» **What this task involves**
Check every line of the entries that follow, and copy the ones containing "Browse".

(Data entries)

*-*-*

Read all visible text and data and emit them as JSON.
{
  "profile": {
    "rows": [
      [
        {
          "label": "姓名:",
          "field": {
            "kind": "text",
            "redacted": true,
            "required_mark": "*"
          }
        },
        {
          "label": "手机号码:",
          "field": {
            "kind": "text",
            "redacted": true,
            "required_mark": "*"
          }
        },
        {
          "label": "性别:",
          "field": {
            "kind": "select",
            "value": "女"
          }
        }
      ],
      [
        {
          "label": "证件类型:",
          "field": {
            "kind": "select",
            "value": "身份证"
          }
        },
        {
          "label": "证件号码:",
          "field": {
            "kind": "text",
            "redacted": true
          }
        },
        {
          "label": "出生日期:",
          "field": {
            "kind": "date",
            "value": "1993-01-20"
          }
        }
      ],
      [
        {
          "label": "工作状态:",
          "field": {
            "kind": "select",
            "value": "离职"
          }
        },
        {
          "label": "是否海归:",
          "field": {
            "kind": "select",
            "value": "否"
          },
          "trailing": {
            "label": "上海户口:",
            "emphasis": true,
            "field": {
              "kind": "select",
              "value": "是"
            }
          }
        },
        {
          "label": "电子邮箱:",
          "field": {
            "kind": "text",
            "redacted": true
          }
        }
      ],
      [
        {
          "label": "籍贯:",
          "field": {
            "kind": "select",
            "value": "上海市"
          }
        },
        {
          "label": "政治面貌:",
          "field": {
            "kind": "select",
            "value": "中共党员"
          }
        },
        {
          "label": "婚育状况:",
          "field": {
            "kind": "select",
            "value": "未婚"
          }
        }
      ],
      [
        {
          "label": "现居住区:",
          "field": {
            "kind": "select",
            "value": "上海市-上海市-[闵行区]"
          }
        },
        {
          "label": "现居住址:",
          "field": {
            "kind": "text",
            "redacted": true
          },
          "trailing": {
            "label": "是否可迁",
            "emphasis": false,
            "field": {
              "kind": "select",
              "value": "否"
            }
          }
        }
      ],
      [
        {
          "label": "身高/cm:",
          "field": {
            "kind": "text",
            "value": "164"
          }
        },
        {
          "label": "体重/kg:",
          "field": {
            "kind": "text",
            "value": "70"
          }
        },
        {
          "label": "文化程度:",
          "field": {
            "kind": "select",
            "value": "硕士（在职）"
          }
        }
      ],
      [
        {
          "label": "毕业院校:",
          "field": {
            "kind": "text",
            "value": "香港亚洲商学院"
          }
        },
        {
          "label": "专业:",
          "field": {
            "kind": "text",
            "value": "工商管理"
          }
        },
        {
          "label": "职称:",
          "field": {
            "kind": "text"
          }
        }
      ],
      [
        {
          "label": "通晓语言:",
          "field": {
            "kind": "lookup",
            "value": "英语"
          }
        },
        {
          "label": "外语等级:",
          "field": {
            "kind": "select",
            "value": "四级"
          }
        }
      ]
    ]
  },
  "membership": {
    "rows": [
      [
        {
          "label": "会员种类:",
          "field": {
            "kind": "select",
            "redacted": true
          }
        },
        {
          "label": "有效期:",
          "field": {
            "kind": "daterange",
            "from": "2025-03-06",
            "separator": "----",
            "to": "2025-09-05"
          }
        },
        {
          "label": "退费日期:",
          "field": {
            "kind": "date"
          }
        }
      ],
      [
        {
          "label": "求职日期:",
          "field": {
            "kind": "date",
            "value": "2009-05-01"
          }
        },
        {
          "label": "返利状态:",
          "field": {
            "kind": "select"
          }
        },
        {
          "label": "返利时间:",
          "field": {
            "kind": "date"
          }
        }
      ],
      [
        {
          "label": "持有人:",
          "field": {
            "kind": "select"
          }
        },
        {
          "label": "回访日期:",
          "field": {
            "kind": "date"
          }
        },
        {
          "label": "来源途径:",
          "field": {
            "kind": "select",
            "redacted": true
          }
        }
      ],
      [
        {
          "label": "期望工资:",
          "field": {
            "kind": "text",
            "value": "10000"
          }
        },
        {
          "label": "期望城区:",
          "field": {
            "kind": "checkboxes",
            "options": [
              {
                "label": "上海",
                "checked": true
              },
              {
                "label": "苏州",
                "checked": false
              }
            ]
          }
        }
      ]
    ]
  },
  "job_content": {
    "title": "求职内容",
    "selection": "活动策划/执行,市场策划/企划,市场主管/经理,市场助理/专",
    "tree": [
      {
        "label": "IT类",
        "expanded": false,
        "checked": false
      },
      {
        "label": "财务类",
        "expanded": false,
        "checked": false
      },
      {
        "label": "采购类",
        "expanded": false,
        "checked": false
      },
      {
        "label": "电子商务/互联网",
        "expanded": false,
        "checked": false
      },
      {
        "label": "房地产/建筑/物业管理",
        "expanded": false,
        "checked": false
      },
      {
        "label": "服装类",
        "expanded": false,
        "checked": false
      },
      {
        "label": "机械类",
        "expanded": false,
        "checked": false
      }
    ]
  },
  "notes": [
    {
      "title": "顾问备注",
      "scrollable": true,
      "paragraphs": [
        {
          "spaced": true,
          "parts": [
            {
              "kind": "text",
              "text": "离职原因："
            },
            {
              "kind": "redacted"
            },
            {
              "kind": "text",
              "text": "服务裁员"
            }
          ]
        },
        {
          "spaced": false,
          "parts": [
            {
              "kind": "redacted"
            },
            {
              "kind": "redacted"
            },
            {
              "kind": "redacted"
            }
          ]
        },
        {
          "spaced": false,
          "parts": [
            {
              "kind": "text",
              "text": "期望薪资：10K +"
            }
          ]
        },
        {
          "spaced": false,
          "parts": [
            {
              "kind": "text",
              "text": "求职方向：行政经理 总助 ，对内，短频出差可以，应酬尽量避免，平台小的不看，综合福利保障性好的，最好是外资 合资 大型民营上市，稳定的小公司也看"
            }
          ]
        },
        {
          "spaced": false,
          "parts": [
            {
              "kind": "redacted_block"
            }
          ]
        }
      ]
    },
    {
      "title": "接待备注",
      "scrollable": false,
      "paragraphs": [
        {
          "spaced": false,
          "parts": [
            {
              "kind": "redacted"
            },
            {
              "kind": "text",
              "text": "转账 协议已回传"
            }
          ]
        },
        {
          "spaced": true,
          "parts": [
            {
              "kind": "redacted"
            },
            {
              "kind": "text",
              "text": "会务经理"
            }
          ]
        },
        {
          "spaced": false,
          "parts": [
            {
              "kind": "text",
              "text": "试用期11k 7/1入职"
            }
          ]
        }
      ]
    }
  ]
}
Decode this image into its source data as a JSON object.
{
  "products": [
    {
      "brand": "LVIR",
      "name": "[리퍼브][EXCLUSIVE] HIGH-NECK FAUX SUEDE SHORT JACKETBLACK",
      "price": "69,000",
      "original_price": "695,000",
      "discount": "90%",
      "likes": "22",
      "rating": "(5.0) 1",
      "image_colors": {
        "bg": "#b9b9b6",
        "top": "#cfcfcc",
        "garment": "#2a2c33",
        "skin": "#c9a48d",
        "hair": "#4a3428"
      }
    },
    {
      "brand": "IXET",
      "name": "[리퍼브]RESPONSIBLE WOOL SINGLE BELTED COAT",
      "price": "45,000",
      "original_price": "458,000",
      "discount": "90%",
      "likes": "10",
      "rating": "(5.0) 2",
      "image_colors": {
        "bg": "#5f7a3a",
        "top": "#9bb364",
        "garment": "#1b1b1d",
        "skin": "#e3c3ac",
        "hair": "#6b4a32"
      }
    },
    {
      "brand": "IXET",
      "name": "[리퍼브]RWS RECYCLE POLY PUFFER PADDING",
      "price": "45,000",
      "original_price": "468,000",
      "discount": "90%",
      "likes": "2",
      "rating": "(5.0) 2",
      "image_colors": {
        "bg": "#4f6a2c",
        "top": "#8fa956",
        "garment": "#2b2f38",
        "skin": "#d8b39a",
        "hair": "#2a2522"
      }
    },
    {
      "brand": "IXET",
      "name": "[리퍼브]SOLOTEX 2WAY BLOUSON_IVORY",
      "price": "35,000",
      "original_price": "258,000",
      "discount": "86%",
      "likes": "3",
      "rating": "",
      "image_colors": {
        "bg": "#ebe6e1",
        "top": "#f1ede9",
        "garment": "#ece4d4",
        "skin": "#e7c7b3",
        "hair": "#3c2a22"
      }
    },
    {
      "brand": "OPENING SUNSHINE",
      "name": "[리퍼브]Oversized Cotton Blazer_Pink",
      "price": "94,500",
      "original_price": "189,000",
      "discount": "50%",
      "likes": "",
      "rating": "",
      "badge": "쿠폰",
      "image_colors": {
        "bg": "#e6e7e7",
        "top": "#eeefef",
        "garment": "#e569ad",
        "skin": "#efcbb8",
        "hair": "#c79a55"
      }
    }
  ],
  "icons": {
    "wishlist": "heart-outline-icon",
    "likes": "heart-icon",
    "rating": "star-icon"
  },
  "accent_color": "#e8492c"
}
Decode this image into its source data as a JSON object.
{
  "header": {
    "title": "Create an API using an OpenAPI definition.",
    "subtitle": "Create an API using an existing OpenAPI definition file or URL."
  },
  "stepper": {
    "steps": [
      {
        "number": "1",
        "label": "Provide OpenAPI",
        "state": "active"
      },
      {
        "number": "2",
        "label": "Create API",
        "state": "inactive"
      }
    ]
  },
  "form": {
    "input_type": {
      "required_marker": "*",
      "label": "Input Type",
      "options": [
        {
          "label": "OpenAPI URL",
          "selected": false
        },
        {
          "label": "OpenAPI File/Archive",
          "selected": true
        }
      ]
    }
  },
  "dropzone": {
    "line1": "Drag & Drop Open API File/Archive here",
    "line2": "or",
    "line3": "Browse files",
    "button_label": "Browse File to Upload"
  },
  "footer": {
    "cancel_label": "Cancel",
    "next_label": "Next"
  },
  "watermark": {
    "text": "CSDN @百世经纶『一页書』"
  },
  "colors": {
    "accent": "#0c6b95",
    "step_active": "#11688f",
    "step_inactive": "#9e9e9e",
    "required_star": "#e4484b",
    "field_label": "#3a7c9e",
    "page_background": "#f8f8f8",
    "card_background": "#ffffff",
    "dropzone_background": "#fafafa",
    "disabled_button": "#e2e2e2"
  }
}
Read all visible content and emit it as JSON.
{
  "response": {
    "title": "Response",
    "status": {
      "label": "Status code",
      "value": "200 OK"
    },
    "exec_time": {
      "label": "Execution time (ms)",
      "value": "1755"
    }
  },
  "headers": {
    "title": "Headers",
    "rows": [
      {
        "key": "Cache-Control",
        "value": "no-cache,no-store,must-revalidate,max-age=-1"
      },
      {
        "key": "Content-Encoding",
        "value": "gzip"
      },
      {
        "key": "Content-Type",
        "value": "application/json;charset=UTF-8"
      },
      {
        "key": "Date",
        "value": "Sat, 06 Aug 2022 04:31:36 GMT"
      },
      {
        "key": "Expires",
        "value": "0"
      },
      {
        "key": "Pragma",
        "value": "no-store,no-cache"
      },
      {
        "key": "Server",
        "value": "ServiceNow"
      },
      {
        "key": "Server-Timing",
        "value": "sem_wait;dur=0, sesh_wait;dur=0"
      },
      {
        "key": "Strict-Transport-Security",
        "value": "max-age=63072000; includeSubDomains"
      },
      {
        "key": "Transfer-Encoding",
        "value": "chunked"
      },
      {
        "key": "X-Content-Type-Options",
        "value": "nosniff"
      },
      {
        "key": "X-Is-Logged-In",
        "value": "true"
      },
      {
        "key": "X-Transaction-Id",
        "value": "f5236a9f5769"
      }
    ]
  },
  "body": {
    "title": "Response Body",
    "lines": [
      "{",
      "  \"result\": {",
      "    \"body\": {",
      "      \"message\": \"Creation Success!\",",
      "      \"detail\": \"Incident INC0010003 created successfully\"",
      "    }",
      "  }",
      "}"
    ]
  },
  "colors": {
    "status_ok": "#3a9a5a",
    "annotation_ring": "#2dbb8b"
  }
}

*-*-*

» **Final result**
    "line3": "Browse files",
    "button_label": "Browse File to Upload"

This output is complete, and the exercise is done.